[TASK REQUIREMENTS]: All of the records below must be output exactly, with no pictures carried over.

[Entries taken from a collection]
______________________________

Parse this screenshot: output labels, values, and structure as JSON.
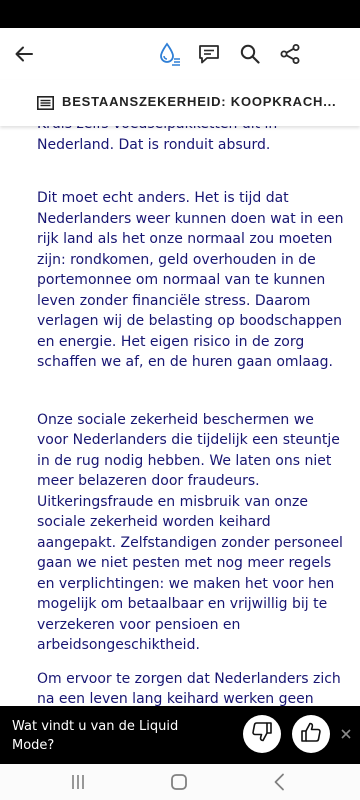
{
  "colors": {
    "text": "#181673",
    "toolbar_icon": "#2a2a2a",
    "liquid_mode_accent": "#2f7fd6",
    "banner_bg": "#000000",
    "nav_icon": "#808080"
  },
  "toolbar": {
    "back_icon": "arrow-left-icon",
    "liquid_mode_icon": "liquid-mode-icon",
    "comment_icon": "comment-icon",
    "search_icon": "search-icon",
    "share_icon": "share-icon"
  },
  "section": {
    "icon": "list-icon",
    "title": "BESTAANSZEKERHEID: KOOPKRACH..."
  },
  "article": {
    "paragraphs": [
      "Kruis zelfs voedselpakketten uit in Nederland. Dat is ronduit absurd.",
      "Dit moet echt anders. Het is tijd dat Nederlanders weer kunnen doen wat in een rijk land als het onze normaal zou moeten zijn: rondkomen, geld overhouden in de portemonnee om normaal van te kunnen leven zonder financiële stress. Daarom verlagen wij de belasting op boodschappen en energie. Het eigen risico in de zorg schaffen we af, en de huren gaan omlaag.",
      "Onze sociale zekerheid beschermen we voor Nederlanders die tijdelijk een steuntje in de rug nodig hebben. We laten ons niet meer belazeren door fraudeurs. Uitkeringsfraude en misbruik van onze sociale zekerheid worden keihard aangepakt. Zelfstandigen zonder personeel gaan we niet pesten met nog meer regels en verplichtingen: we maken het voor hen mogelijk om betaalbaar en vrijwillig bij te verzekeren voor pensioen en arbeidsongeschiktheid.",
      "Om ervoor te zorgen dat Nederlanders zich na een leven lang keihard werken geen zorgen meer hoeven te maken over hun oude dag, verhogen we de ouderenkorting en verlagen we de AOW-leeftijd. We draaien de"
    ]
  },
  "feedback": {
    "question": "Wat vindt u van de Liquid Mode?",
    "dislike_icon": "thumbs-down-icon",
    "like_icon": "thumbs-up-icon",
    "close_icon": "close-icon"
  },
  "navbar": {
    "recents_icon": "recents-icon",
    "home_icon": "home-icon",
    "back_icon": "back-icon"
  }
}
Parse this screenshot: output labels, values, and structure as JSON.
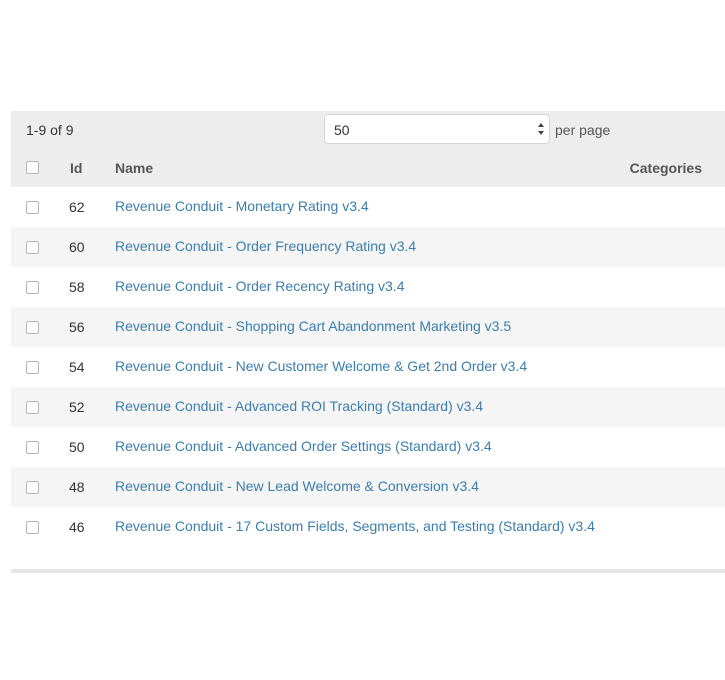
{
  "toolbar": {
    "count_label": "1-9 of 9",
    "per_page_value": "50",
    "per_page_label": "per page"
  },
  "table": {
    "columns": [
      "Id",
      "Name",
      "Categories"
    ],
    "rows": [
      {
        "id": "62",
        "name": "Revenue Conduit - Monetary Rating v3.4"
      },
      {
        "id": "60",
        "name": "Revenue Conduit - Order Frequency Rating v3.4"
      },
      {
        "id": "58",
        "name": "Revenue Conduit - Order Recency Rating v3.4"
      },
      {
        "id": "56",
        "name": "Revenue Conduit - Shopping Cart Abandonment Marketing v3.5"
      },
      {
        "id": "54",
        "name": "Revenue Conduit - New Customer Welcome & Get 2nd Order v3.4"
      },
      {
        "id": "52",
        "name": "Revenue Conduit - Advanced ROI Tracking (Standard) v3.4"
      },
      {
        "id": "50",
        "name": "Revenue Conduit - Advanced Order Settings (Standard) v3.4"
      },
      {
        "id": "48",
        "name": "Revenue Conduit - New Lead Welcome & Conversion v3.4"
      },
      {
        "id": "46",
        "name": "Revenue Conduit - 17 Custom Fields, Segments, and Testing (Standard) v3.4"
      }
    ]
  },
  "colors": {
    "link": "#3b7dac",
    "header_bg": "#ededed",
    "alt_row_bg": "#f5f5f5"
  },
  "icons": {
    "select_arrows": "up-down-chevron-icon",
    "checkbox": "checkbox-icon"
  }
}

______________________________

[ANSWER TO THIS TASK]:
Parse this screenshot: output labels, values, and structure as JSON.
{
  "colors": {
    "text": "#181673",
    "toolbar_icon": "#2a2a2a",
    "liquid_mode_accent": "#2f7fd6",
    "banner_bg": "#000000",
    "nav_icon": "#808080"
  },
  "toolbar": {
    "back_icon": "arrow-left-icon",
    "liquid_mode_icon": "liquid-mode-icon",
    "comment_icon": "comment-icon",
    "search_icon": "search-icon",
    "share_icon": "share-icon"
  },
  "section": {
    "icon": "list-icon",
    "title": "BESTAANSZEKERHEID: KOOPKRACH..."
  },
  "article": {
    "paragraphs": [
      "Kruis zelfs voedselpakketten uit in Nederland. Dat is ronduit absurd.",
      "Dit moet echt anders. Het is tijd dat Nederlanders weer kunnen doen wat in een rijk land als het onze normaal zou moeten zijn: rondkomen, geld overhouden in de portemonnee om normaal van te kunnen leven zonder financiële stress. Daarom verlagen wij de belasting op boodschappen en energie. Het eigen risico in de zorg schaffen we af, en de huren gaan omlaag.",
      "Onze sociale zekerheid beschermen we voor Nederlanders die tijdelijk een steuntje in de rug nodig hebben. We laten ons niet meer belazeren door fraudeurs. Uitkeringsfraude en misbruik van onze sociale zekerheid worden keihard aangepakt. Zelfstandigen zonder personeel gaan we niet pesten met nog meer regels en verplichtingen: we maken het voor hen mogelijk om betaalbaar en vrijwillig bij te verzekeren voor pensioen en arbeidsongeschiktheid.",
      "Om ervoor te zorgen dat Nederlanders zich na een leven lang keihard werken geen zorgen meer hoeven te maken over hun oude dag, verhogen we de ouderenkorting en verlagen we de AOW-leeftijd. We draaien de"
    ]
  },
  "feedback": {
    "question": "Wat vindt u van de Liquid Mode?",
    "dislike_icon": "thumbs-down-icon",
    "like_icon": "thumbs-up-icon",
    "close_icon": "close-icon"
  },
  "navbar": {
    "recents_icon": "recents-icon",
    "home_icon": "home-icon",
    "back_icon": "back-icon"
  }
}
Parse this screenshot: output labels, values, and structure as JSON.
{
  "toolbar": {
    "count_label": "1-9 of 9",
    "per_page_value": "50",
    "per_page_label": "per page"
  },
  "table": {
    "columns": [
      "Id",
      "Name",
      "Categories"
    ],
    "rows": [
      {
        "id": "62",
        "name": "Revenue Conduit - Monetary Rating v3.4"
      },
      {
        "id": "60",
        "name": "Revenue Conduit - Order Frequency Rating v3.4"
      },
      {
        "id": "58",
        "name": "Revenue Conduit - Order Recency Rating v3.4"
      },
      {
        "id": "56",
        "name": "Revenue Conduit - Shopping Cart Abandonment Marketing v3.5"
      },
      {
        "id": "54",
        "name": "Revenue Conduit - New Customer Welcome & Get 2nd Order v3.4"
      },
      {
        "id": "52",
        "name": "Revenue Conduit - Advanced ROI Tracking (Standard) v3.4"
      },
      {
        "id": "50",
        "name": "Revenue Conduit - Advanced Order Settings (Standard) v3.4"
      },
      {
        "id": "48",
        "name": "Revenue Conduit - New Lead Welcome & Conversion v3.4"
      },
      {
        "id": "46",
        "name": "Revenue Conduit - 17 Custom Fields, Segments, and Testing (Standard) v3.4"
      }
    ]
  },
  "colors": {
    "link": "#3b7dac",
    "header_bg": "#ededed",
    "alt_row_bg": "#f5f5f5"
  },
  "icons": {
    "select_arrows": "up-down-chevron-icon",
    "checkbox": "checkbox-icon"
  }
}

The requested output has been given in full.